Short exercise
Keep only those lines of the records that include the string "underlying".

Material provided
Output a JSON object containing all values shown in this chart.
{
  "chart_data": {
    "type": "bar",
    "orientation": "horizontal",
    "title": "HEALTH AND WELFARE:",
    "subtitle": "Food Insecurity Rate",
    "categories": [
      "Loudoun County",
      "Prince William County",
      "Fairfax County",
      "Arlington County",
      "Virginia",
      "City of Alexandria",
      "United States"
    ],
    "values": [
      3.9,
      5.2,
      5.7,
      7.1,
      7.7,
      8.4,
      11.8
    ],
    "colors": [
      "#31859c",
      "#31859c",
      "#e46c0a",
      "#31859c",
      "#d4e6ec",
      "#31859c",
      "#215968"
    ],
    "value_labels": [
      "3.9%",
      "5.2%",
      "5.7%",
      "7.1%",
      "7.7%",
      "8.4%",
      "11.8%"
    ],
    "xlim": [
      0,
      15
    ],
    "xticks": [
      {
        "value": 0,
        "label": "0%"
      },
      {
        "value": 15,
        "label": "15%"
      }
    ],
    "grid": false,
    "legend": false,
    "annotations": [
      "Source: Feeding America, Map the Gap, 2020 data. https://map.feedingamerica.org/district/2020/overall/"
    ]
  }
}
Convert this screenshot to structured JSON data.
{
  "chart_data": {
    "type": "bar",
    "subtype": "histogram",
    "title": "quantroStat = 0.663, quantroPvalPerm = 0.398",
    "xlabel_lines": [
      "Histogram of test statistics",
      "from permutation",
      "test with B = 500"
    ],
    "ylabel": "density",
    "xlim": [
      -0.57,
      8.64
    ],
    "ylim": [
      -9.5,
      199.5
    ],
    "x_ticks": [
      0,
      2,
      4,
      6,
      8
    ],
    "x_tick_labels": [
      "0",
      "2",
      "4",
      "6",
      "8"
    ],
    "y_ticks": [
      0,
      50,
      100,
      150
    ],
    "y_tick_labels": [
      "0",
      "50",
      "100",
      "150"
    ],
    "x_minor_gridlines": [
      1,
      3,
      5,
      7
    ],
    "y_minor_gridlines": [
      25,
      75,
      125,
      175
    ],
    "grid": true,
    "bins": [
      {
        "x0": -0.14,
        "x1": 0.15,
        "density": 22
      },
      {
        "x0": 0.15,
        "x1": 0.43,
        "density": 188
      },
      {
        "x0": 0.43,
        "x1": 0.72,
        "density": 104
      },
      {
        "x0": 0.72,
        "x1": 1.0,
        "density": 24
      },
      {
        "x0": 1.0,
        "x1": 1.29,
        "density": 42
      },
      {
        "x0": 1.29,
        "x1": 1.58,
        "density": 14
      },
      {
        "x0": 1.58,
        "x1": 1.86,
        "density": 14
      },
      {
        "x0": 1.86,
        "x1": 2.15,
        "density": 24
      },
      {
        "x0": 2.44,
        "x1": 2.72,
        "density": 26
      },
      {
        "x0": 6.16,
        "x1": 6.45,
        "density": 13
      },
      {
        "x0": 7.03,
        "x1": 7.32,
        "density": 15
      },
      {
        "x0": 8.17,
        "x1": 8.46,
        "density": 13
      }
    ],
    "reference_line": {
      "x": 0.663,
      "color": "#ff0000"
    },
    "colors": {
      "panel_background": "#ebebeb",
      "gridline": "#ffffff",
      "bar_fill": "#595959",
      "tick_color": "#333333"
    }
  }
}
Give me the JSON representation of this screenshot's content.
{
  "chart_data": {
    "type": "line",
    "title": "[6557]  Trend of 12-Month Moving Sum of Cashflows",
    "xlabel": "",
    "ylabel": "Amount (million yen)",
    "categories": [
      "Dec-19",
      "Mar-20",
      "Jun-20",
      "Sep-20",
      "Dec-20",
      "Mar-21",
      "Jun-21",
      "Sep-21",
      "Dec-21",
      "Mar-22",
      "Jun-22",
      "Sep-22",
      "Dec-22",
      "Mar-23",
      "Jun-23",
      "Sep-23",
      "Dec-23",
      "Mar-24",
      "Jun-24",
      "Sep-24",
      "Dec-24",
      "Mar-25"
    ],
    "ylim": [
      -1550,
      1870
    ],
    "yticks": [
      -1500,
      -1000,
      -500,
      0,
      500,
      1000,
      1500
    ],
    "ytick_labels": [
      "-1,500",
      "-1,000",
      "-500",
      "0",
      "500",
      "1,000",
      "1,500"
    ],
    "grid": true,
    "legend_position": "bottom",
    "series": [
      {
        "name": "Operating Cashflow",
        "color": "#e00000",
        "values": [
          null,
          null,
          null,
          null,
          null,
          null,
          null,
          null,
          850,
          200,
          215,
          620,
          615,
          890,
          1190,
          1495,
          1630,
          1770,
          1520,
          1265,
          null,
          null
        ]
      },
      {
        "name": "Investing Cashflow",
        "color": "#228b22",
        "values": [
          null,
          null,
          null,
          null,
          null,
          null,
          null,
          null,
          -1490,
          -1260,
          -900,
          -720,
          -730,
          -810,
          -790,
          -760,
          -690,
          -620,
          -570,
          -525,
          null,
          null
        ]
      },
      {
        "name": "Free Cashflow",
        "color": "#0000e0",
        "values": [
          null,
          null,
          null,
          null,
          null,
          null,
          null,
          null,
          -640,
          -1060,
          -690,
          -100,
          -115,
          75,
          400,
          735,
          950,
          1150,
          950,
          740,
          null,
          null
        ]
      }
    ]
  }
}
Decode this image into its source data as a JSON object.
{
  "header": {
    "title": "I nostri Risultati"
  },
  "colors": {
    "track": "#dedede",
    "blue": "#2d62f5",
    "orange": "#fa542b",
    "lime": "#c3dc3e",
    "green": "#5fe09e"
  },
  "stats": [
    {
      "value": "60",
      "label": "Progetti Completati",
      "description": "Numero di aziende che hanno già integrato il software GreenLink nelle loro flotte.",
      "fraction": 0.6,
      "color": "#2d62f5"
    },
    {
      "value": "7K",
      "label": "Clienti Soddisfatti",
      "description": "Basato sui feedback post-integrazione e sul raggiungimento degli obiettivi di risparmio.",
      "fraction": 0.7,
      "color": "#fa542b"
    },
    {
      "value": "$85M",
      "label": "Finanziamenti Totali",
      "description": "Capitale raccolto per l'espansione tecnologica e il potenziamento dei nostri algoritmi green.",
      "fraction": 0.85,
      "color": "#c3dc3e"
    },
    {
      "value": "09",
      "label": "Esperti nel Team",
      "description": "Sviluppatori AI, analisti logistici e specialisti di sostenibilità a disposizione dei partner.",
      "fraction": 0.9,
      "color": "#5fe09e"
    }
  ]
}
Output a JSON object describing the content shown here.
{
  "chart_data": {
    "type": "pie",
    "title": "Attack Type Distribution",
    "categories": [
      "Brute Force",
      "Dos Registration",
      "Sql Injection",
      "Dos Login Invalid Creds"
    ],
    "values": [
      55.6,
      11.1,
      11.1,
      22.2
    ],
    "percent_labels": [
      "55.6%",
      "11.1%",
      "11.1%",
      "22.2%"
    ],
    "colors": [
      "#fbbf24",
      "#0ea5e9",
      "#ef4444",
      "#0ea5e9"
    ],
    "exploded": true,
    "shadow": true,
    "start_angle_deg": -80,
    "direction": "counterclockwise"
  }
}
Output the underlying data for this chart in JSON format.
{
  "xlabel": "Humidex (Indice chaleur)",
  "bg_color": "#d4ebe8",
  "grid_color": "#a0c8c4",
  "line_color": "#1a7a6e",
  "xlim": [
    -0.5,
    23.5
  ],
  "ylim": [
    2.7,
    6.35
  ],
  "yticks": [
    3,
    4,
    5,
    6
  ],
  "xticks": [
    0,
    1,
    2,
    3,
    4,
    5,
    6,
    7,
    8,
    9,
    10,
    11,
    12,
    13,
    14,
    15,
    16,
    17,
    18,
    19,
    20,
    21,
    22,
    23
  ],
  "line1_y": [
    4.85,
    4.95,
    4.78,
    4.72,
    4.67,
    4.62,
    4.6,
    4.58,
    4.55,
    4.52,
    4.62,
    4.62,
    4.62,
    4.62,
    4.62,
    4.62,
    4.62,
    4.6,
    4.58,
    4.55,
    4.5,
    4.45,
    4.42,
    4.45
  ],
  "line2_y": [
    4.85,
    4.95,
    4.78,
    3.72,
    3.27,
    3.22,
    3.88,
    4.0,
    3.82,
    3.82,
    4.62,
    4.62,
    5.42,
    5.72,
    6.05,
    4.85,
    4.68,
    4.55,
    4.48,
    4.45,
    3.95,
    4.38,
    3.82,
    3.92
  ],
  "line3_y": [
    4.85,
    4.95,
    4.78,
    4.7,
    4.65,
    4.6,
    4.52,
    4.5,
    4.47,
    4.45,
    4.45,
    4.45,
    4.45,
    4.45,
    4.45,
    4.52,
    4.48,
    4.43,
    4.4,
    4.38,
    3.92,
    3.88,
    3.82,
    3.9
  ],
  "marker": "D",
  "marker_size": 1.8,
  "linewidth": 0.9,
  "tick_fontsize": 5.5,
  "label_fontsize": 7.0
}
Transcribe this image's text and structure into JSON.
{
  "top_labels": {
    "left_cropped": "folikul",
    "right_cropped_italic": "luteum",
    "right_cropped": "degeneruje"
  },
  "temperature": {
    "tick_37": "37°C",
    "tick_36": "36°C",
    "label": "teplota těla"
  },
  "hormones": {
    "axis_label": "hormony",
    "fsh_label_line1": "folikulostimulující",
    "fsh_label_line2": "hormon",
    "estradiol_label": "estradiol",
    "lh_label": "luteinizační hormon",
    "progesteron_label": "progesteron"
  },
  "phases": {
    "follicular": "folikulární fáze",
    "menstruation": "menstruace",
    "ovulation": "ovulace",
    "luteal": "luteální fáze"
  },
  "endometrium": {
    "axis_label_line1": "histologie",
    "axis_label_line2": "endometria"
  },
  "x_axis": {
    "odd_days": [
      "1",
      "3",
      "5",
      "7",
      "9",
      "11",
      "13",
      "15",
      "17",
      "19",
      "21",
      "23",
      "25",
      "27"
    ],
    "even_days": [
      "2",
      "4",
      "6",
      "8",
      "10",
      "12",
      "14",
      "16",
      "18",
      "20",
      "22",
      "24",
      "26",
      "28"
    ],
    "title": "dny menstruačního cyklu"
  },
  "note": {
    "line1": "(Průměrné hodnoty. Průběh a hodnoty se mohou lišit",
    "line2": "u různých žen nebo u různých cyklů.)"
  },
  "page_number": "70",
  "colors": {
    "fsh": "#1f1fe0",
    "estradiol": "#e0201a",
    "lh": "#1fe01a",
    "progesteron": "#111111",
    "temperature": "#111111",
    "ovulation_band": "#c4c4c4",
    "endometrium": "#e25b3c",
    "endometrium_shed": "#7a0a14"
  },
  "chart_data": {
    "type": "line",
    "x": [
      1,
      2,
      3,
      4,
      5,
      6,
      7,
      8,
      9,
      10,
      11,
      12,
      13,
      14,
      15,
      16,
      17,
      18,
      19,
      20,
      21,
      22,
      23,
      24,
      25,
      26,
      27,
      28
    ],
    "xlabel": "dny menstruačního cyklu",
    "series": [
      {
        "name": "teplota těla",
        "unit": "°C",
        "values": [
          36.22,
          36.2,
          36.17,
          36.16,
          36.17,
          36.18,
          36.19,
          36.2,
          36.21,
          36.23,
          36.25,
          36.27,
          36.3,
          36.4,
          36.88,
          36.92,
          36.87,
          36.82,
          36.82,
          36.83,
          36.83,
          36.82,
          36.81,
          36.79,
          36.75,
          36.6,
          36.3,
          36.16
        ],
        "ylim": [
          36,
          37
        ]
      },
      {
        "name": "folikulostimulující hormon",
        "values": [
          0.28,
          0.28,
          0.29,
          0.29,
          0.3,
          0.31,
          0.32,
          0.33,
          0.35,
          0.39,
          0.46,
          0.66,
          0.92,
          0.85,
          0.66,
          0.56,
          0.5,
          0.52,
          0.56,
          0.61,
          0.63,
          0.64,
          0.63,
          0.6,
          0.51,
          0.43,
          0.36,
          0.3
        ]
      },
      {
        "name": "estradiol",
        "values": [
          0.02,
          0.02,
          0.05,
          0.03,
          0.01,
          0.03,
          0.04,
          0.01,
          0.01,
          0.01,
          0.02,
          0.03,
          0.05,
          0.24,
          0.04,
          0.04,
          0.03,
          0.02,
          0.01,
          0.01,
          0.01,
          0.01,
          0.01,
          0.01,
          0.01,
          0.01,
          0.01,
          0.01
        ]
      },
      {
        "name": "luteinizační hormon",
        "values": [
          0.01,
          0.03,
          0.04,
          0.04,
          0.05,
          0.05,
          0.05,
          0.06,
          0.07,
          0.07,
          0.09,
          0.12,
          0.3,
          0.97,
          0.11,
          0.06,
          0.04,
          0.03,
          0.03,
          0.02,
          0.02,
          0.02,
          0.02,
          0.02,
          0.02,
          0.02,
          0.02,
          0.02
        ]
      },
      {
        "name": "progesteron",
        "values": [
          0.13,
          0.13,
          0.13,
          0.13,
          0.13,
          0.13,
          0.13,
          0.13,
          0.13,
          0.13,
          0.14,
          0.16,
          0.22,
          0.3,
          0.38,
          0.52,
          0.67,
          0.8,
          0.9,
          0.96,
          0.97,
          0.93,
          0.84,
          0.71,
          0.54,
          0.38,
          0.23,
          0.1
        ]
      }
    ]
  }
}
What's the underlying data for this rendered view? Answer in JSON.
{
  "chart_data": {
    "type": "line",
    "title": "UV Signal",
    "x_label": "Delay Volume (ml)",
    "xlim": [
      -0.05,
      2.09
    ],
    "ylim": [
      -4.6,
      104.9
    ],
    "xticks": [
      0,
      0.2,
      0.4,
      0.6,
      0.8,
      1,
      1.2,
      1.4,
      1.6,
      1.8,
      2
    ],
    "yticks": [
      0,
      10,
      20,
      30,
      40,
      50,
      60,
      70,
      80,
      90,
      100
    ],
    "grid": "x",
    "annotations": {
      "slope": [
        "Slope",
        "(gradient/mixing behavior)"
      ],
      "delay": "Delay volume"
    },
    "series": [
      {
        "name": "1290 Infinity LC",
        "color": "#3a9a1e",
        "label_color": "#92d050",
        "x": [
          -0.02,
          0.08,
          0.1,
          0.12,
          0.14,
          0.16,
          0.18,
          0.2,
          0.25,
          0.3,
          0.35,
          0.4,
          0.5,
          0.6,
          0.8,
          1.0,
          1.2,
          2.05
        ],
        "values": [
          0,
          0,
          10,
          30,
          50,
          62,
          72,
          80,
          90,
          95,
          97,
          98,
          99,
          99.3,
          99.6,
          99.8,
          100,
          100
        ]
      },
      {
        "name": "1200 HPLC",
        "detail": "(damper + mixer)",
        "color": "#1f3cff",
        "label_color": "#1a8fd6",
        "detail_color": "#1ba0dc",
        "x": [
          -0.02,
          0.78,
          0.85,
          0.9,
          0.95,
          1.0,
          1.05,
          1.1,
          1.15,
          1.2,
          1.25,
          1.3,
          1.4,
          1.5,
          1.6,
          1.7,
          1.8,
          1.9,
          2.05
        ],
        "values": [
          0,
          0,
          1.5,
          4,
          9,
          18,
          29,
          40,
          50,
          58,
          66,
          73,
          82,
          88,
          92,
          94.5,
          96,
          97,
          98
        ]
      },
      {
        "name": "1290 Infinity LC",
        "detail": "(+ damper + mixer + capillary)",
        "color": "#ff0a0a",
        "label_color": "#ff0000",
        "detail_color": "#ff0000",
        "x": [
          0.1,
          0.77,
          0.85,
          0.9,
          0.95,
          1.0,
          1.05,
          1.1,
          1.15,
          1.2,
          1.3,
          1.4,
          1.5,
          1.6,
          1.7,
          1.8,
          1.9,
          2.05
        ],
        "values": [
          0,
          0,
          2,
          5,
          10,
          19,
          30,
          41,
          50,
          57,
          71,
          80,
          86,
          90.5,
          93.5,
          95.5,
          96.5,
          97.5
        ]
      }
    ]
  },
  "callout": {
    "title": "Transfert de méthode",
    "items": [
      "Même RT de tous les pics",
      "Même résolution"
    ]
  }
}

Exercise response
Output the underlying data for this chart in JSON format.
What's the underlying data for this rendered view? Answer in JSON.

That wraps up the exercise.